##### EXTRACTED ENTRIES

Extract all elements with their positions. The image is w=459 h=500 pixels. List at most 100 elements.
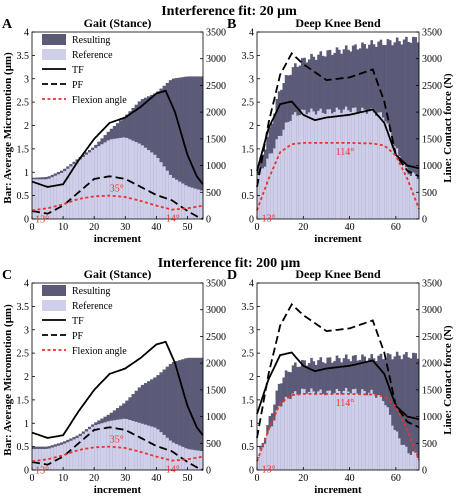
- bar-reference: [150, 152, 154, 219]
- ylabel-right-top: Line: Contact force (N): [442, 73, 454, 183]
- bar-resulting: [196, 357, 201, 470]
- bar-reference: [354, 388, 357, 470]
- ytick-left-label: 3.5: [242, 302, 255, 313]
- bar-reference: [340, 112, 343, 219]
- bar-reference: [347, 391, 350, 470]
- bar-reference: [405, 167, 408, 219]
- bar-reference: [393, 146, 397, 219]
- bar-reference: [358, 111, 362, 219]
- bar-reference: [131, 140, 135, 219]
- bar-resulting: [414, 353, 417, 470]
- bar-reference: [137, 143, 142, 219]
- bar-resulting: [398, 355, 401, 470]
- bar-reference: [287, 122, 290, 219]
- bar-reference: [69, 440, 73, 470]
- bar-reference: [156, 157, 160, 219]
- panel-title: Gait (Stance): [84, 267, 152, 281]
- bar-reference: [305, 393, 309, 470]
- bar-reference: [400, 444, 404, 470]
- legend-swatch-reference: [42, 300, 66, 311]
- xtick-label: 40: [345, 222, 355, 233]
- bar-reference: [162, 166, 166, 219]
- legend-swatch-resulting: [42, 34, 66, 45]
- bar-reference: [338, 391, 341, 470]
- bar-reference: [35, 448, 39, 470]
- xtick-label: 50: [182, 222, 192, 233]
- bar-reference: [270, 426, 274, 470]
- bar-reference: [312, 111, 316, 219]
- ytick-right-label: 2000: [206, 108, 226, 119]
- bar-reference: [91, 150, 95, 219]
- panel-letter: C: [2, 268, 12, 283]
- bar-reference: [289, 120, 293, 219]
- bar-reference: [268, 427, 272, 470]
- bar-resulting: [393, 356, 397, 470]
- bar-reference: [328, 390, 332, 470]
- bar-reference: [32, 179, 36, 219]
- bar-reference: [266, 158, 269, 219]
- bar-reference: [199, 190, 204, 219]
- flexion-annotation: 13°: [262, 213, 276, 224]
- ytick-left-label: 1: [24, 419, 29, 430]
- panel-title: Deep Knee Bend: [295, 267, 381, 281]
- ytick-left-label: 1.5: [17, 144, 30, 155]
- xtick-label: 60: [391, 222, 401, 233]
- bar-reference: [351, 107, 355, 219]
- bar-reference: [284, 122, 288, 219]
- bar-reference: [153, 427, 157, 470]
- tf-line: [256, 351, 420, 421]
- ytick-right-label: 3500: [206, 279, 226, 290]
- xtick-label: 40: [151, 473, 161, 484]
- bar-reference: [365, 113, 369, 219]
- flexion-annotation: 13°: [262, 464, 276, 475]
- bar-reference: [72, 164, 76, 219]
- bar-reference: [391, 141, 394, 219]
- ytick-left-label: 2.5: [17, 98, 30, 109]
- bar-reference: [181, 183, 185, 219]
- panel-c: C Gait (Stance)00.511.522.533.54050010001…: [2, 267, 226, 496]
- bar-reference: [32, 448, 36, 470]
- bar-reference: [263, 166, 267, 219]
- ytick-right-label: 3000: [206, 305, 226, 316]
- bar-reference: [298, 394, 302, 470]
- bar-reference: [259, 168, 262, 219]
- bar-reference: [407, 174, 411, 219]
- bar-reference: [386, 123, 390, 219]
- bar-reference: [100, 144, 104, 219]
- bar-resulting: [187, 76, 191, 219]
- bar-resulting: [159, 372, 163, 470]
- bar-reference: [140, 145, 145, 219]
- bar-reference: [143, 147, 148, 219]
- bar-reference: [372, 112, 376, 219]
- bar-reference: [187, 186, 191, 219]
- bar-reference: [94, 425, 98, 470]
- bar-reference: [344, 106, 348, 219]
- bar-reference: [168, 440, 173, 470]
- ytick-left-label: 0.5: [17, 442, 30, 453]
- bar-reference: [266, 433, 269, 470]
- bar-reference: [196, 450, 201, 470]
- bar-resulting: [407, 357, 411, 470]
- ytick-left-label: 4: [249, 279, 254, 290]
- bar-reference: [193, 450, 198, 470]
- bar-resulting: [156, 91, 160, 219]
- panel-d: D Deep Knee Bend00.511.522.533.5405001000…: [227, 267, 442, 496]
- xtick-label: 40: [345, 473, 355, 484]
- bar-reference: [125, 137, 129, 219]
- ytick-right-label: 3000: [422, 54, 442, 65]
- panel-a: A Gait (Stance)00.511.522.533.54050010001…: [2, 16, 226, 245]
- bar-reference: [342, 109, 346, 219]
- bar-reference: [324, 395, 327, 470]
- bar-reference: [381, 401, 385, 470]
- bar-reference: [416, 179, 420, 219]
- bar-reference: [407, 453, 411, 470]
- ytick-right-label: 1000: [422, 412, 442, 423]
- ytick-left-label: 1.5: [17, 395, 30, 406]
- tf-line: [31, 89, 204, 188]
- bar-reference: [109, 420, 114, 470]
- bar-reference: [370, 389, 374, 470]
- ytick-left-label: 0.5: [242, 191, 255, 202]
- bar-reference: [38, 179, 42, 219]
- bar-reference: [147, 425, 151, 470]
- bar-reference: [296, 394, 299, 470]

##########

» TASK OBJECTIVE: Write out every line of the material above word for word, leaving out the pictures.

» REPLY TO THE EXERCISE:
Extract all elements with their positions. The image is w=459 h=500 pixels. List at most 100 elements.
- bar-reference: [150, 152, 154, 219]
- ylabel-right-top: Line: Contact force (N): [442, 73, 454, 183]
- bar-resulting: [196, 357, 201, 470]
- bar-reference: [354, 388, 357, 470]
- ytick-left-label: 3.5: [242, 302, 255, 313]
- bar-reference: [340, 112, 343, 219]
- bar-reference: [347, 391, 350, 470]
- bar-reference: [405, 167, 408, 219]
- bar-reference: [393, 146, 397, 219]
- bar-reference: [358, 111, 362, 219]
- bar-reference: [131, 140, 135, 219]
- bar-resulting: [414, 353, 417, 470]
- bar-reference: [137, 143, 142, 219]
- bar-resulting: [398, 355, 401, 470]
- bar-reference: [287, 122, 290, 219]
- bar-reference: [69, 440, 73, 470]
- bar-reference: [156, 157, 160, 219]
- panel-title: Gait (Stance): [84, 267, 152, 281]
- bar-reference: [305, 393, 309, 470]
- bar-reference: [400, 444, 404, 470]
- legend-swatch-reference: [42, 300, 66, 311]
- xtick-label: 40: [345, 222, 355, 233]
- bar-reference: [162, 166, 166, 219]
- legend-swatch-resulting: [42, 34, 66, 45]
- bar-reference: [338, 391, 341, 470]
- bar-reference: [35, 448, 39, 470]
- xtick-label: 50: [182, 222, 192, 233]
- bar-reference: [270, 426, 274, 470]
- bar-reference: [312, 111, 316, 219]
- ytick-right-label: 2000: [206, 108, 226, 119]
- bar-reference: [91, 150, 95, 219]
- panel-letter: C: [2, 268, 12, 283]
- bar-reference: [289, 120, 293, 219]
- bar-reference: [268, 427, 272, 470]
- bar-resulting: [393, 356, 397, 470]
- bar-reference: [328, 390, 332, 470]
- bar-reference: [32, 179, 36, 219]
- bar-reference: [266, 158, 269, 219]
- bar-reference: [199, 190, 204, 219]
- flexion-annotation: 13°: [262, 213, 276, 224]
- ytick-left-label: 1: [24, 419, 29, 430]
- panel-title: Deep Knee Bend: [295, 267, 381, 281]
- ytick-left-label: 1.5: [17, 144, 30, 155]
- xtick-label: 60: [391, 222, 401, 233]
- bar-reference: [351, 107, 355, 219]
- bar-reference: [284, 122, 288, 219]
- bar-reference: [153, 427, 157, 470]
- tf-line: [256, 351, 420, 421]
- ytick-right-label: 3500: [206, 279, 226, 290]
- xtick-label: 40: [151, 473, 161, 484]
- bar-reference: [365, 113, 369, 219]
- flexion-annotation: 13°: [262, 464, 276, 475]
- bar-reference: [72, 164, 76, 219]
- bar-reference: [391, 141, 394, 219]
- ytick-left-label: 2.5: [17, 98, 30, 109]
- bar-reference: [181, 183, 185, 219]
- panel-c: C Gait (Stance)00.511.522.533.54050010001…: [2, 267, 226, 496]
- bar-reference: [32, 448, 36, 470]
- bar-reference: [263, 166, 267, 219]
- ytick-right-label: 3000: [206, 305, 226, 316]
- bar-reference: [298, 394, 302, 470]
- bar-reference: [259, 168, 262, 219]
- bar-reference: [407, 174, 411, 219]
- bar-reference: [386, 123, 390, 219]
- bar-reference: [100, 144, 104, 219]
- bar-resulting: [187, 76, 191, 219]
- bar-resulting: [159, 372, 163, 470]
- bar-reference: [140, 145, 145, 219]
- bar-reference: [143, 147, 148, 219]
- bar-reference: [372, 112, 376, 219]
- bar-reference: [187, 186, 191, 219]
- bar-reference: [94, 425, 98, 470]
- bar-reference: [344, 106, 348, 219]
- bar-reference: [168, 440, 173, 470]
- ytick-left-label: 0.5: [17, 442, 30, 453]
- bar-reference: [266, 433, 269, 470]
- bar-reference: [196, 450, 201, 470]
- bar-resulting: [407, 357, 411, 470]
- ytick-left-label: 4: [249, 279, 254, 290]
- bar-reference: [193, 450, 198, 470]
- bar-resulting: [156, 91, 160, 219]
- panel-d: D Deep Knee Bend00.511.522.533.5405001000…: [227, 267, 442, 496]
- xtick-label: 40: [345, 473, 355, 484]
- bar-reference: [125, 137, 129, 219]
- ytick-right-label: 3000: [422, 54, 442, 65]
- panel-a: A Gait (Stance)00.511.522.533.54050010001…: [2, 16, 226, 245]
- bar-reference: [342, 109, 346, 219]
- bar-reference: [324, 395, 327, 470]
- bar-reference: [381, 401, 385, 470]
- bar-reference: [416, 179, 420, 219]
- bar-reference: [407, 453, 411, 470]
- ytick-right-label: 1000: [422, 412, 442, 423]
- ytick-left-label: 1.5: [17, 395, 30, 406]
- tf-line: [31, 89, 204, 188]
- bar-reference: [109, 420, 114, 470]
- bar-reference: [370, 389, 374, 470]
- ytick-left-label: 0.5: [242, 191, 255, 202]
- bar-reference: [38, 179, 42, 219]
- bar-reference: [147, 425, 151, 470]
- bar-reference: [296, 394, 299, 470]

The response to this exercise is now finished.